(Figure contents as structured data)
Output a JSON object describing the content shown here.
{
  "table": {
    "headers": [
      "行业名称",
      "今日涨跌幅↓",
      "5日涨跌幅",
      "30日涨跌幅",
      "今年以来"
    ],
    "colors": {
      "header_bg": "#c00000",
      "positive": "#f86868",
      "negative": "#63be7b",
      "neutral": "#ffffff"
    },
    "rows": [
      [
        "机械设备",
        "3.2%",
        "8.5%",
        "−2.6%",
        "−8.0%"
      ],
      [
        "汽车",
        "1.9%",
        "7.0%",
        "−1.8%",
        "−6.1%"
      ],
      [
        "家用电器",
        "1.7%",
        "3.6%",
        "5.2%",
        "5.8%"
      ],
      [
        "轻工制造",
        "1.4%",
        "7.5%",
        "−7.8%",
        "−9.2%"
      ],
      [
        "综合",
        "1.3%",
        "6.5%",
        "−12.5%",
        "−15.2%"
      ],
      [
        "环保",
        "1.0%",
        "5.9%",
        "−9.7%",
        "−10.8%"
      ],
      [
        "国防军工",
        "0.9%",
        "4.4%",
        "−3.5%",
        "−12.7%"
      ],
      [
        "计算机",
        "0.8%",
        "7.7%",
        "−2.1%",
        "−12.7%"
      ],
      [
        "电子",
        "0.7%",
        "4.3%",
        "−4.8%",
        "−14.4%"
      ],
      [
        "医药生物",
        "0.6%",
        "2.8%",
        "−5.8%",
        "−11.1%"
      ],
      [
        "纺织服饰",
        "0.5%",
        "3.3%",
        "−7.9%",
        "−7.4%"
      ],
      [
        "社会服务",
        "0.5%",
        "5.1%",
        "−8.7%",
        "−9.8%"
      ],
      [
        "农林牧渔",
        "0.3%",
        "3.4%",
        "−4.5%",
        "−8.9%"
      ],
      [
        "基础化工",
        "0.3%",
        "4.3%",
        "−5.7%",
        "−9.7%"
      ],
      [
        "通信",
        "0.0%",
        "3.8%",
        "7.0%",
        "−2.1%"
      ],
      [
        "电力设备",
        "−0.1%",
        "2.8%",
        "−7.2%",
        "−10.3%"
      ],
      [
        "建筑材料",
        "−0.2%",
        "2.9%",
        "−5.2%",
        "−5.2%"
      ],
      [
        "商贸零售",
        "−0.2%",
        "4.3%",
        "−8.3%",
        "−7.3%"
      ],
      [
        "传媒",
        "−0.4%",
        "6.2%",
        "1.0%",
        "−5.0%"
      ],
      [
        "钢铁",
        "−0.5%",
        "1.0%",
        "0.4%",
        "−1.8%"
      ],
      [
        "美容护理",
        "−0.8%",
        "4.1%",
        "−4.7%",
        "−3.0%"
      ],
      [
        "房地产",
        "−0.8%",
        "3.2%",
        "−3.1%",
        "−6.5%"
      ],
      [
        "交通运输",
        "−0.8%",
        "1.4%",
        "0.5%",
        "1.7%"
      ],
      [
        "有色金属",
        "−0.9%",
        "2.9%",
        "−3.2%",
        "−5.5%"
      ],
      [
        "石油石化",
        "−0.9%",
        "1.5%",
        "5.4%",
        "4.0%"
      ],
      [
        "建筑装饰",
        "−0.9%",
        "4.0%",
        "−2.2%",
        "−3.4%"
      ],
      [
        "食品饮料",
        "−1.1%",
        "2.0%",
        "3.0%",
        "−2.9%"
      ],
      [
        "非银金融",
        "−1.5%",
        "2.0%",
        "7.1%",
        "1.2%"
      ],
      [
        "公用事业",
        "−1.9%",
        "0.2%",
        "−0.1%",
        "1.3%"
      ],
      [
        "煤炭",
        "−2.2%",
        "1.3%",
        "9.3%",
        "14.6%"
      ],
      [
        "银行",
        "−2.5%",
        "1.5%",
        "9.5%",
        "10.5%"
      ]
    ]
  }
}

EXERCISE OBJECTIVE:
Quote each line of the listing above exactly.

SOLUTION BELOW:
Output a JSON object describing the content shown here.
{
  "table": {
    "headers": [
      "行业名称",
      "今日涨跌幅↓",
      "5日涨跌幅",
      "30日涨跌幅",
      "今年以来"
    ],
    "colors": {
      "header_bg": "#c00000",
      "positive": "#f86868",
      "negative": "#63be7b",
      "neutral": "#ffffff"
    },
    "rows": [
      [
        "机械设备",
        "3.2%",
        "8.5%",
        "−2.6%",
        "−8.0%"
      ],
      [
        "汽车",
        "1.9%",
        "7.0%",
        "−1.8%",
        "−6.1%"
      ],
      [
        "家用电器",
        "1.7%",
        "3.6%",
        "5.2%",
        "5.8%"
      ],
      [
        "轻工制造",
        "1.4%",
        "7.5%",
        "−7.8%",
        "−9.2%"
      ],
      [
        "综合",
        "1.3%",
        "6.5%",
        "−12.5%",
        "−15.2%"
      ],
      [
        "环保",
        "1.0%",
        "5.9%",
        "−9.7%",
        "−10.8%"
      ],
      [
        "国防军工",
        "0.9%",
        "4.4%",
        "−3.5%",
        "−12.7%"
      ],
      [
        "计算机",
        "0.8%",
        "7.7%",
        "−2.1%",
        "−12.7%"
      ],
      [
        "电子",
        "0.7%",
        "4.3%",
        "−4.8%",
        "−14.4%"
      ],
      [
        "医药生物",
        "0.6%",
        "2.8%",
        "−5.8%",
        "−11.1%"
      ],
      [
        "纺织服饰",
        "0.5%",
        "3.3%",
        "−7.9%",
        "−7.4%"
      ],
      [
        "社会服务",
        "0.5%",
        "5.1%",
        "−8.7%",
        "−9.8%"
      ],
      [
        "农林牧渔",
        "0.3%",
        "3.4%",
        "−4.5%",
        "−8.9%"
      ],
      [
        "基础化工",
        "0.3%",
        "4.3%",
        "−5.7%",
        "−9.7%"
      ],
      [
        "通信",
        "0.0%",
        "3.8%",
        "7.0%",
        "−2.1%"
      ],
      [
        "电力设备",
        "−0.1%",
        "2.8%",
        "−7.2%",
        "−10.3%"
      ],
      [
        "建筑材料",
        "−0.2%",
        "2.9%",
        "−5.2%",
        "−5.2%"
      ],
      [
        "商贸零售",
        "−0.2%",
        "4.3%",
        "−8.3%",
        "−7.3%"
      ],
      [
        "传媒",
        "−0.4%",
        "6.2%",
        "1.0%",
        "−5.0%"
      ],
      [
        "钢铁",
        "−0.5%",
        "1.0%",
        "0.4%",
        "−1.8%"
      ],
      [
        "美容护理",
        "−0.8%",
        "4.1%",
        "−4.7%",
        "−3.0%"
      ],
      [
        "房地产",
        "−0.8%",
        "3.2%",
        "−3.1%",
        "−6.5%"
      ],
      [
        "交通运输",
        "−0.8%",
        "1.4%",
        "0.5%",
        "1.7%"
      ],
      [
        "有色金属",
        "−0.9%",
        "2.9%",
        "−3.2%",
        "−5.5%"
      ],
      [
        "石油石化",
        "−0.9%",
        "1.5%",
        "5.4%",
        "4.0%"
      ],
      [
        "建筑装饰",
        "−0.9%",
        "4.0%",
        "−2.2%",
        "−3.4%"
      ],
      [
        "食品饮料",
        "−1.1%",
        "2.0%",
        "3.0%",
        "−2.9%"
      ],
      [
        "非银金融",
        "−1.5%",
        "2.0%",
        "7.1%",
        "1.2%"
      ],
      [
        "公用事业",
        "−1.9%",
        "0.2%",
        "−0.1%",
        "1.3%"
      ],
      [
        "煤炭",
        "−2.2%",
        "1.3%",
        "9.3%",
        "14.6%"
      ],
      [
        "银行",
        "−2.5%",
        "1.5%",
        "9.5%",
        "10.5%"
      ]
    ]
  }
}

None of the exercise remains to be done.